Dataset items:
= = = =
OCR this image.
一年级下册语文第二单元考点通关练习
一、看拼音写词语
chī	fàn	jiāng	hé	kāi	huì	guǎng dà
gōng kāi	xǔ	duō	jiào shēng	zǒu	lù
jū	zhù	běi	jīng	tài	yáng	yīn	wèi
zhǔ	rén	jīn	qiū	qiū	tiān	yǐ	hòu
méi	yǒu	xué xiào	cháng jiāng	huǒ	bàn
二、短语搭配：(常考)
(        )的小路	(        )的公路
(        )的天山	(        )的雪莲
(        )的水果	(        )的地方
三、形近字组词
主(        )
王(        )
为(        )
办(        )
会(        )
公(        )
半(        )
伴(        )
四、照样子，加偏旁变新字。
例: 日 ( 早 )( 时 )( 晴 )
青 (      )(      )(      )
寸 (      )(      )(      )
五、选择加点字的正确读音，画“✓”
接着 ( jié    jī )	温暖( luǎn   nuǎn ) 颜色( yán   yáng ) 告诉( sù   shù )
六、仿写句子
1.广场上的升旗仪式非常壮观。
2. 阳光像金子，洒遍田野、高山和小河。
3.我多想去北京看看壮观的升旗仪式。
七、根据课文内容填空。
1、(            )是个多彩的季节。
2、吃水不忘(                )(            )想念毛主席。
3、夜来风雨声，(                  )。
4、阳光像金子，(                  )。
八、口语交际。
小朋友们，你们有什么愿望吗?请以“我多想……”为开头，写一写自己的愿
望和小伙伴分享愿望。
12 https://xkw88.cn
= = = =
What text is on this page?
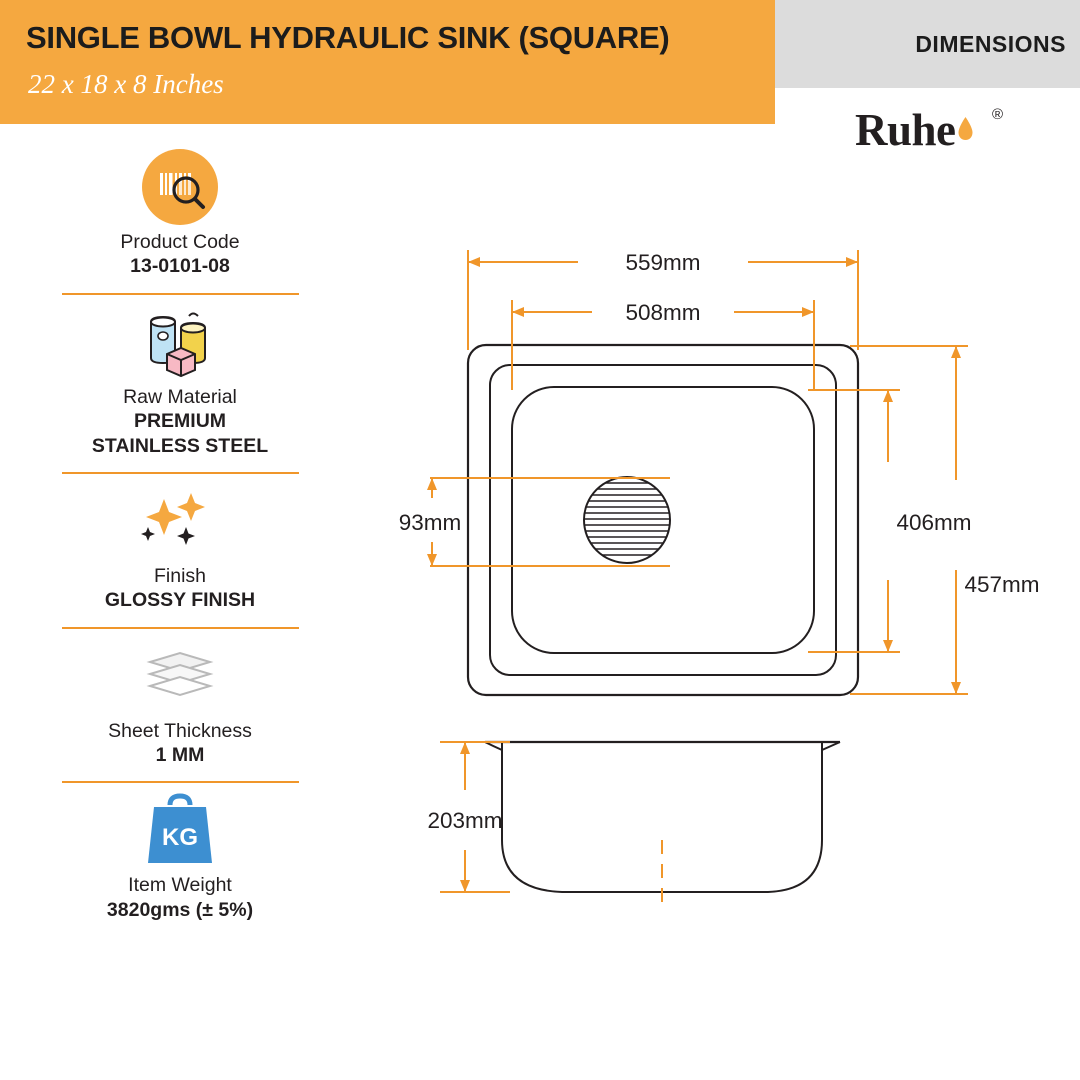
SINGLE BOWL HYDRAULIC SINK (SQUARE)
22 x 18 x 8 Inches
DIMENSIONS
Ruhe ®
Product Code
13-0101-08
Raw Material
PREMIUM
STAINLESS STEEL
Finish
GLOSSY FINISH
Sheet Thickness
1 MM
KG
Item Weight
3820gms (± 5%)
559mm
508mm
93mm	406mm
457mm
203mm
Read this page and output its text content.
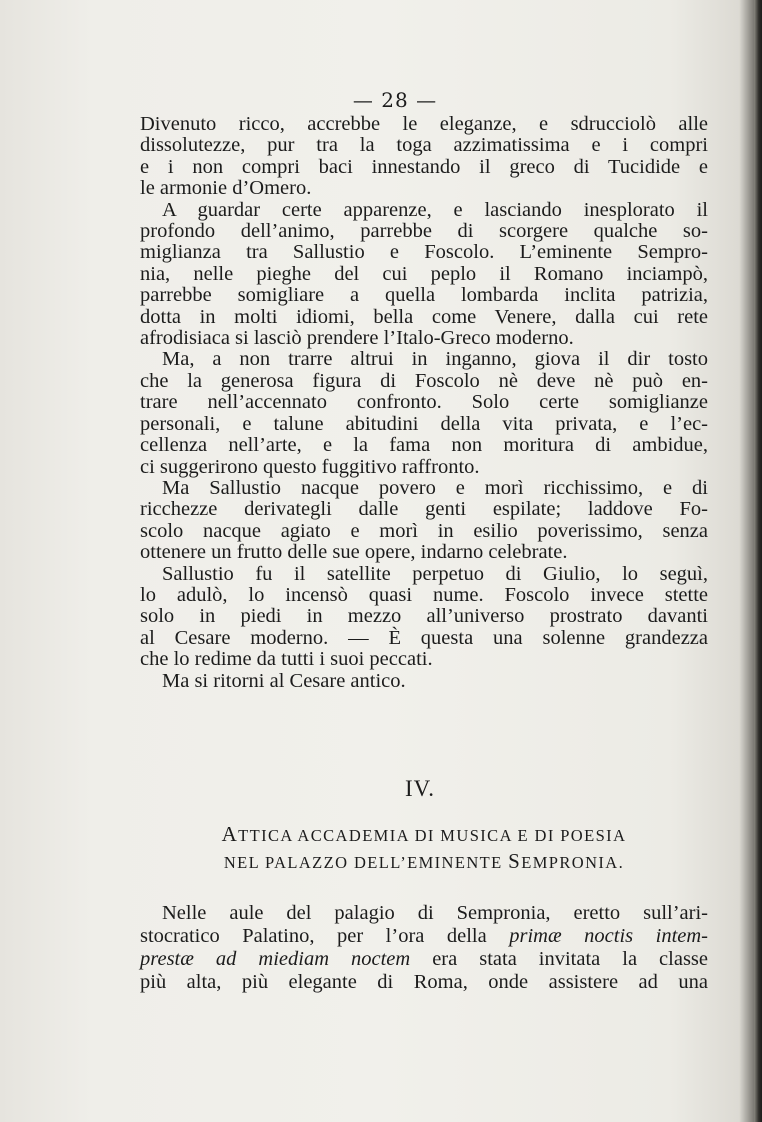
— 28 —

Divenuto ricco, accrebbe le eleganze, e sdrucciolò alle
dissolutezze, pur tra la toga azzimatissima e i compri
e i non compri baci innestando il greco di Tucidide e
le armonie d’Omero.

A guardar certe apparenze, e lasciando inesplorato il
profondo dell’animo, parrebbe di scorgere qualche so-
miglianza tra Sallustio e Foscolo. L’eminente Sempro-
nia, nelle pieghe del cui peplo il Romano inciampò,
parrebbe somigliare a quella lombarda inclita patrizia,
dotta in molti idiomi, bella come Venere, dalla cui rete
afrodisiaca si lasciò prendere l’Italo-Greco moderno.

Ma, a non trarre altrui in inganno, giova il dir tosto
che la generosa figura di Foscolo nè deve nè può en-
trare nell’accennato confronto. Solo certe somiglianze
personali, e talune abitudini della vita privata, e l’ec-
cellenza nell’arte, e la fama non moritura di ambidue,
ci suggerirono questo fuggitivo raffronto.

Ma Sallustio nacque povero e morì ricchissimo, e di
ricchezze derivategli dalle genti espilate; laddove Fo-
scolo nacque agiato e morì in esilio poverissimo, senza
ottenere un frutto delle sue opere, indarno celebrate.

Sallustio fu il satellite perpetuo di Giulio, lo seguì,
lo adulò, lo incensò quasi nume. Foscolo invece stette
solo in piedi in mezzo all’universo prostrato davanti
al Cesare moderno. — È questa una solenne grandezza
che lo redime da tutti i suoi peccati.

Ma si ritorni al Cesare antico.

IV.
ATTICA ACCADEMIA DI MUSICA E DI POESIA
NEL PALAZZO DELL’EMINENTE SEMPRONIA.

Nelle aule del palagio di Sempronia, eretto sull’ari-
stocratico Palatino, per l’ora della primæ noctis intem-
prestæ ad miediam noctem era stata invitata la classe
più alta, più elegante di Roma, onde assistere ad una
= = = =
Stated task:
State the number of lines in this listing that contain the string "jiāng", and add nothing else.

Solution:
2